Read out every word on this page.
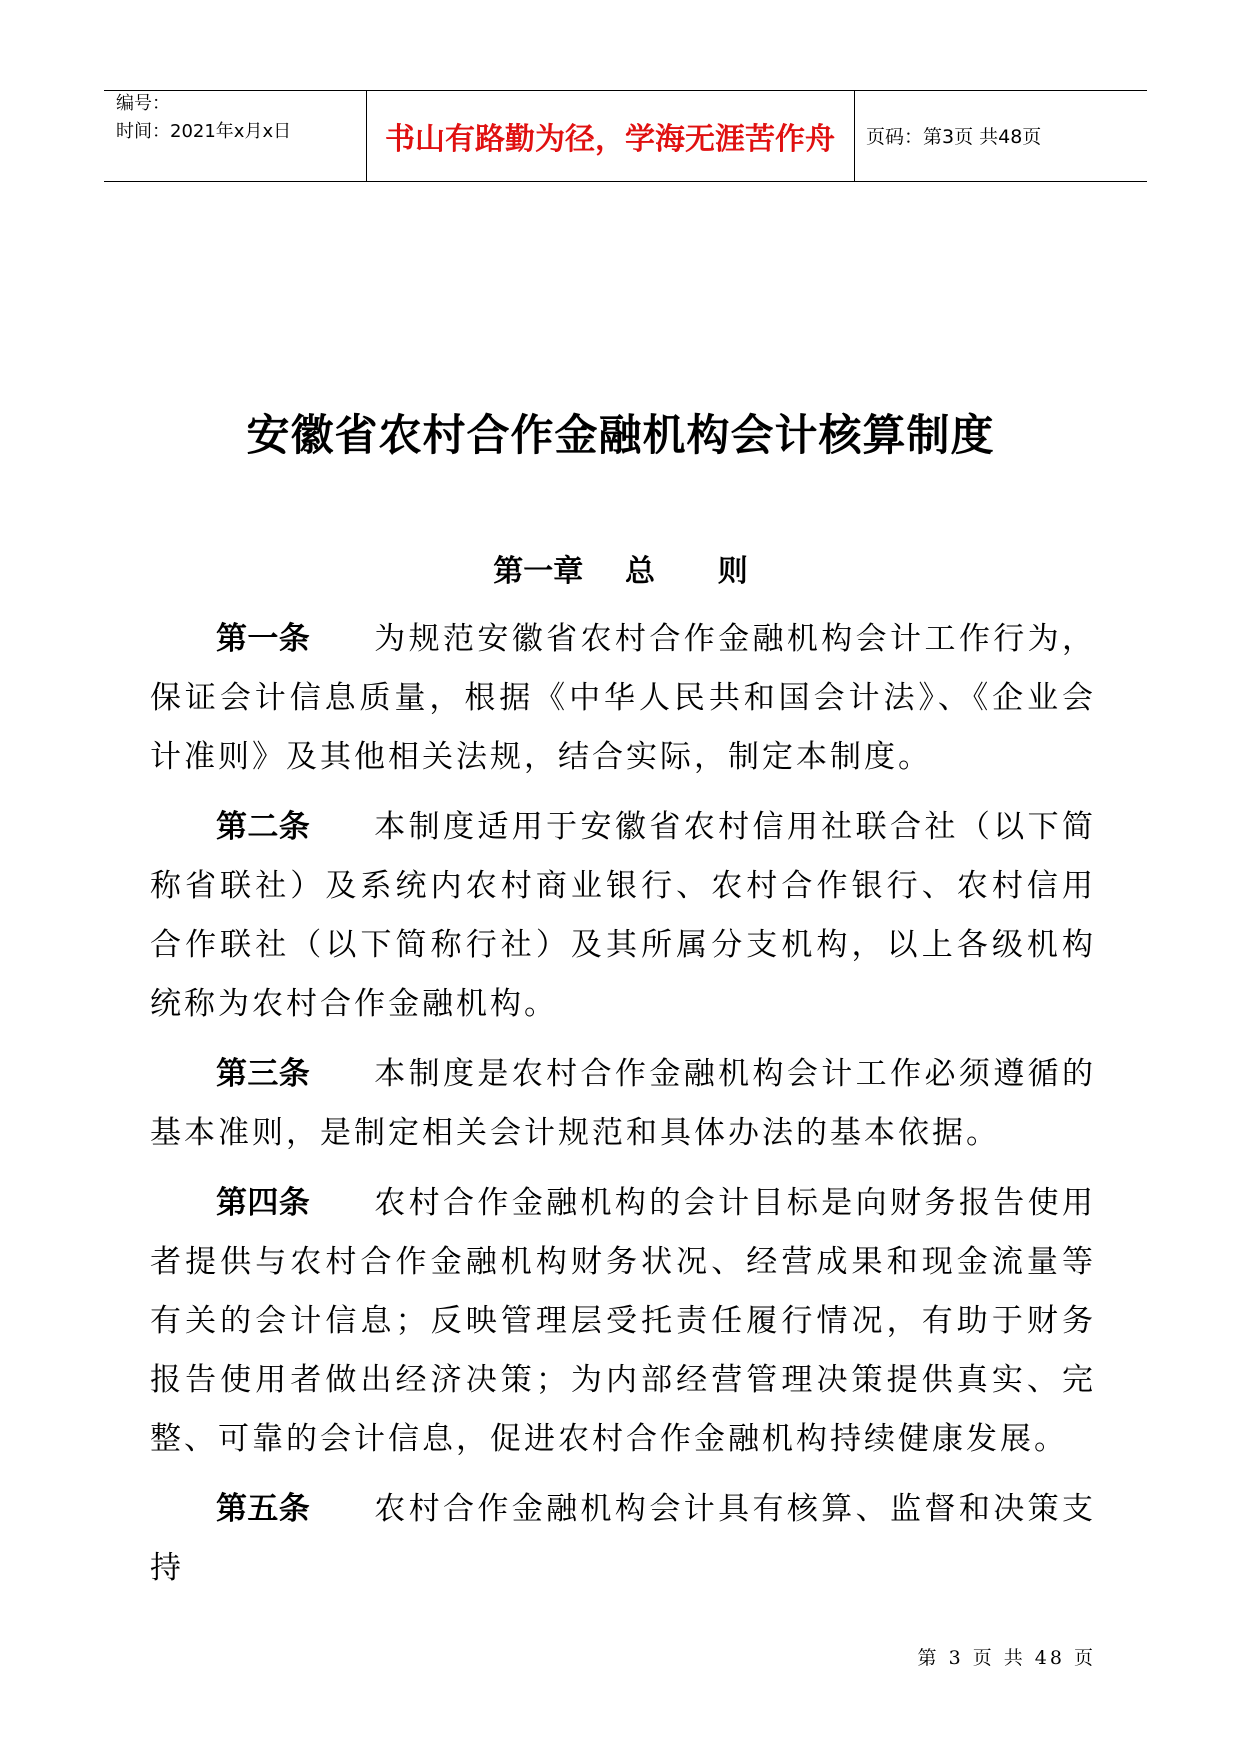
编号：
时间：2021年x月x日	书山有路勤为径，学海无涯苦作舟	页码：第3页 共48页
安徽省农村合作金融机构会计核算制度
第一章    总      则

第一条 为规范安徽省农村合作金融机构会计工作行为，保证会计信息质量，根据《中华人民共和国会计法》、《企业会计准则》及其他相关法规，结合实际，制定本制度。

第二条 本制度适用于安徽省农村信用社联合社（以下简称省联社）及系统内农村商业银行、农村合作银行、农村信用合作联社（以下简称行社）及其所属分支机构，以上各级机构统称为农村合作金融机构。

第三条 本制度是农村合作金融机构会计工作必须遵循的基本准则，是制定相关会计规范和具体办法的基本依据。

第四条 农村合作金融机构的会计目标是向财务报告使用者提供与农村合作金融机构财务状况、经营成果和现金流量等有关的会计信息；反映管理层受托责任履行情况，有助于财务报告使用者做出经济决策；为内部经营管理决策提供真实、完整、可靠的会计信息，促进农村合作金融机构持续健康发展。

第五条 农村合作金融机构会计具有核算、监督和决策支持

第 3 页 共 48 页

---*---

WHAT NEEDS TO BE DONE:
Reproduce the entries above exactly. Do not include the images.

EXERCISE ANSWER:
Read out every word on this page.
编号：
时间：2021年x月x日	书山有路勤为径，学海无涯苦作舟	页码：第3页 共48页
安徽省农村合作金融机构会计核算制度
第一章    总      则

第一条 为规范安徽省农村合作金融机构会计工作行为，保证会计信息质量，根据《中华人民共和国会计法》、《企业会计准则》及其他相关法规，结合实际，制定本制度。

第二条 本制度适用于安徽省农村信用社联合社（以下简称省联社）及系统内农村商业银行、农村合作银行、农村信用合作联社（以下简称行社）及其所属分支机构，以上各级机构统称为农村合作金融机构。

第三条 本制度是农村合作金融机构会计工作必须遵循的基本准则，是制定相关会计规范和具体办法的基本依据。

第四条 农村合作金融机构的会计目标是向财务报告使用者提供与农村合作金融机构财务状况、经营成果和现金流量等有关的会计信息；反映管理层受托责任履行情况，有助于财务报告使用者做出经济决策；为内部经营管理决策提供真实、完整、可靠的会计信息，促进农村合作金融机构持续健康发展。

第五条 农村合作金融机构会计具有核算、监督和决策支持

第 3 页 共 48 页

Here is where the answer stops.